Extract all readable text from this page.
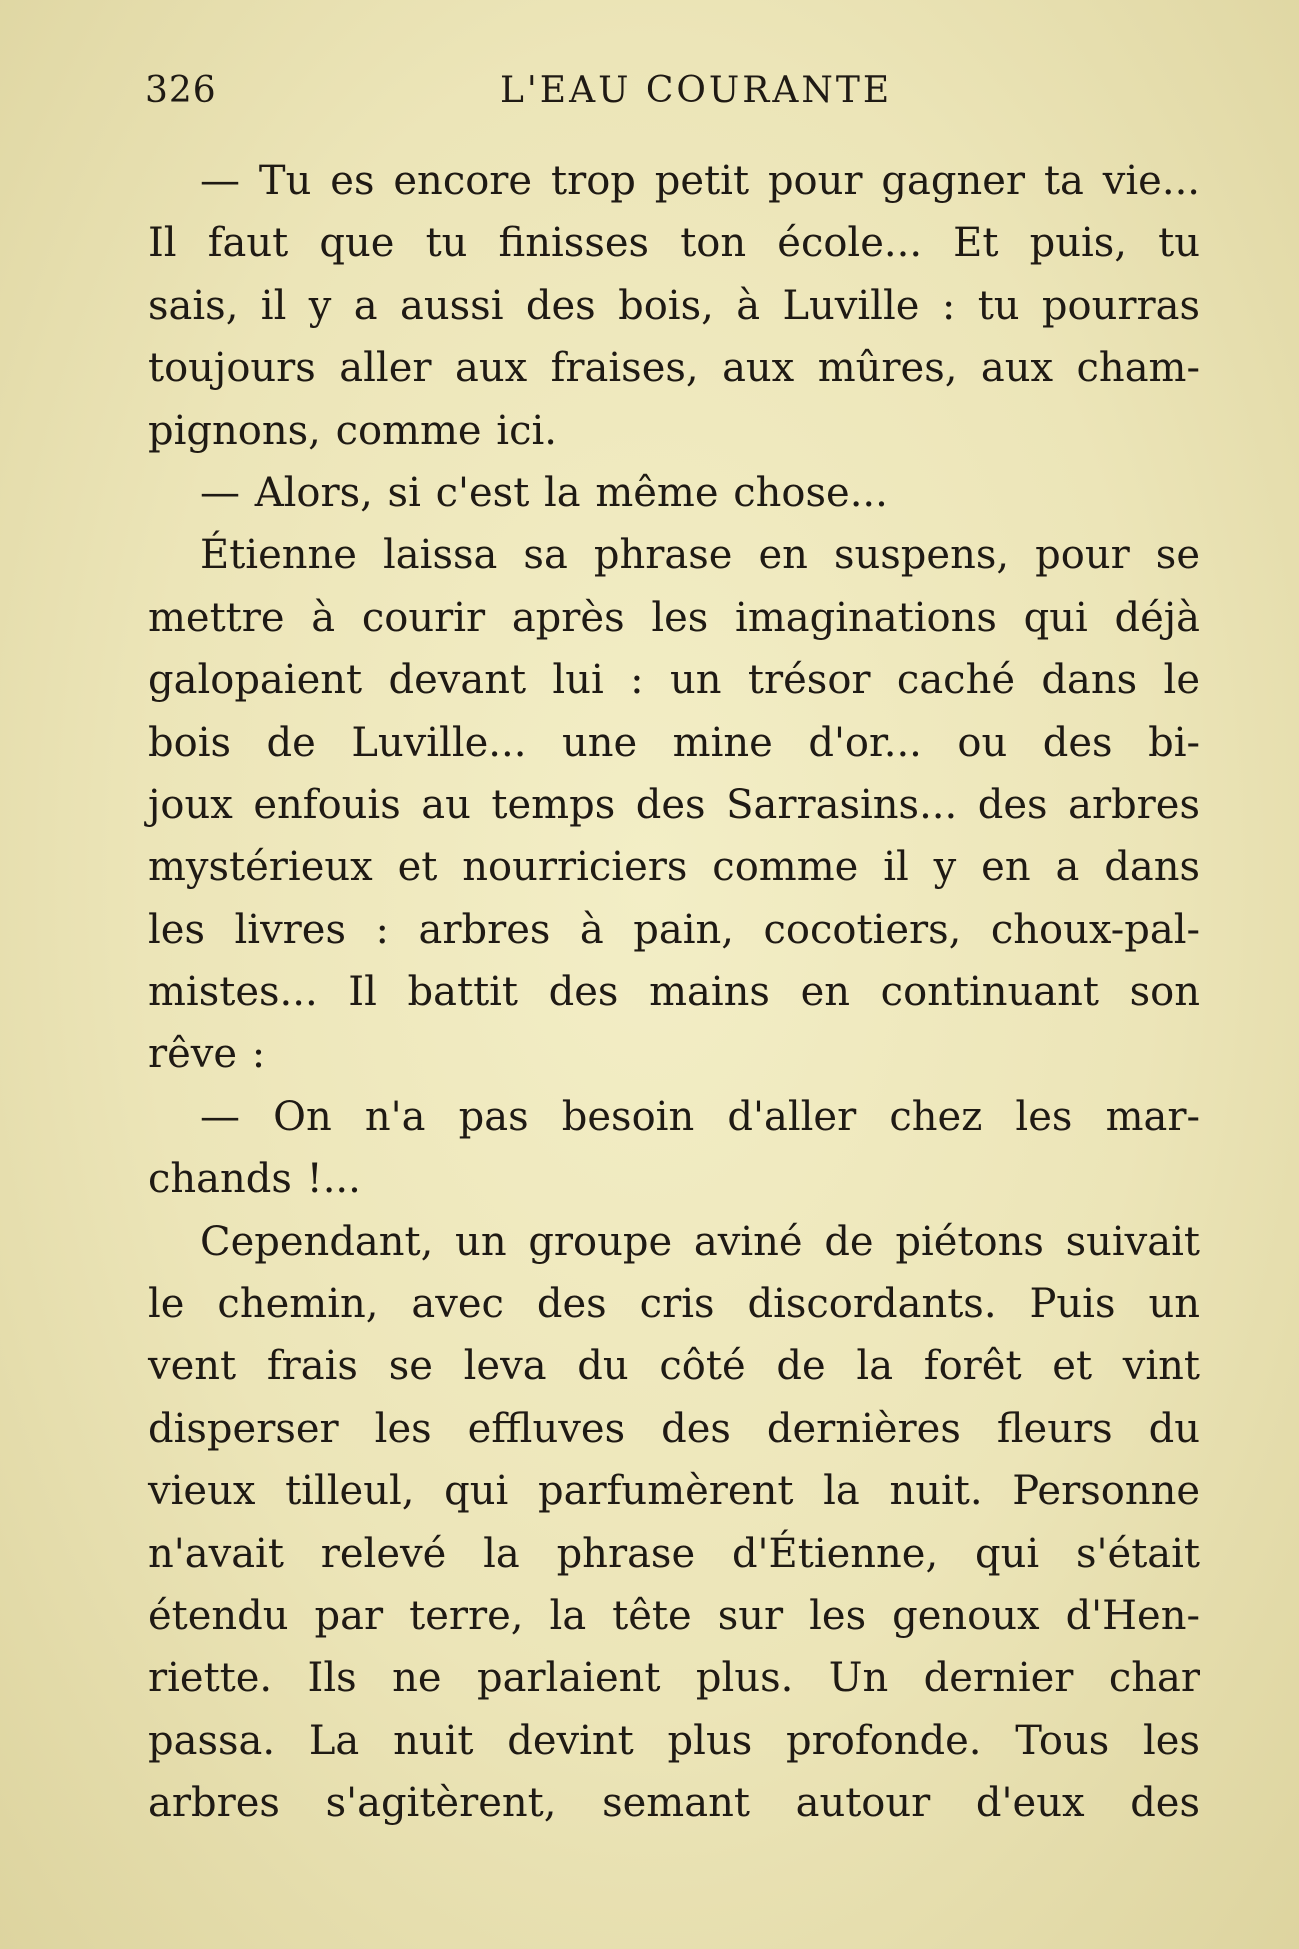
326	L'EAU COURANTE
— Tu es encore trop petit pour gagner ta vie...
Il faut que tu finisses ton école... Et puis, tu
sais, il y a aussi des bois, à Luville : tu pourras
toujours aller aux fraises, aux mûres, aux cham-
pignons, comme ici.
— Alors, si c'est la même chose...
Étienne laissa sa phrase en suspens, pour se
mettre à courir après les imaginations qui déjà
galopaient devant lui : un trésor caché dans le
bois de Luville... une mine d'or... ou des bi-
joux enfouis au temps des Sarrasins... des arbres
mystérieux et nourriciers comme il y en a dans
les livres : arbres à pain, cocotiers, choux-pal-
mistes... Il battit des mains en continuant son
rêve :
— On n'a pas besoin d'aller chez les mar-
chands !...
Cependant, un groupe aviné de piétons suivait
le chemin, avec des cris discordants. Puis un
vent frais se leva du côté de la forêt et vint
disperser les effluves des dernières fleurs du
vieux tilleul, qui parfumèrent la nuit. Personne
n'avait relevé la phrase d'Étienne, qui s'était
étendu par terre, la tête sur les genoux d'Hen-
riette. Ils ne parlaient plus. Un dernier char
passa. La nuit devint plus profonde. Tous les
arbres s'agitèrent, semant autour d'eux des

────────

Task brief:
Make an exact copy of every record, pictures excluded.

Complete output:
Extract all readable text from this page.
326	L'EAU COURANTE
— Tu es encore trop petit pour gagner ta vie...
Il faut que tu finisses ton école... Et puis, tu
sais, il y a aussi des bois, à Luville : tu pourras
toujours aller aux fraises, aux mûres, aux cham-
pignons, comme ici.
— Alors, si c'est la même chose...
Étienne laissa sa phrase en suspens, pour se
mettre à courir après les imaginations qui déjà
galopaient devant lui : un trésor caché dans le
bois de Luville... une mine d'or... ou des bi-
joux enfouis au temps des Sarrasins... des arbres
mystérieux et nourriciers comme il y en a dans
les livres : arbres à pain, cocotiers, choux-pal-
mistes... Il battit des mains en continuant son
rêve :
— On n'a pas besoin d'aller chez les mar-
chands !...
Cependant, un groupe aviné de piétons suivait
le chemin, avec des cris discordants. Puis un
vent frais se leva du côté de la forêt et vint
disperser les effluves des dernières fleurs du
vieux tilleul, qui parfumèrent la nuit. Personne
n'avait relevé la phrase d'Étienne, qui s'était
étendu par terre, la tête sur les genoux d'Hen-
riette. Ils ne parlaient plus. Un dernier char
passa. La nuit devint plus profonde. Tous les
arbres s'agitèrent, semant autour d'eux des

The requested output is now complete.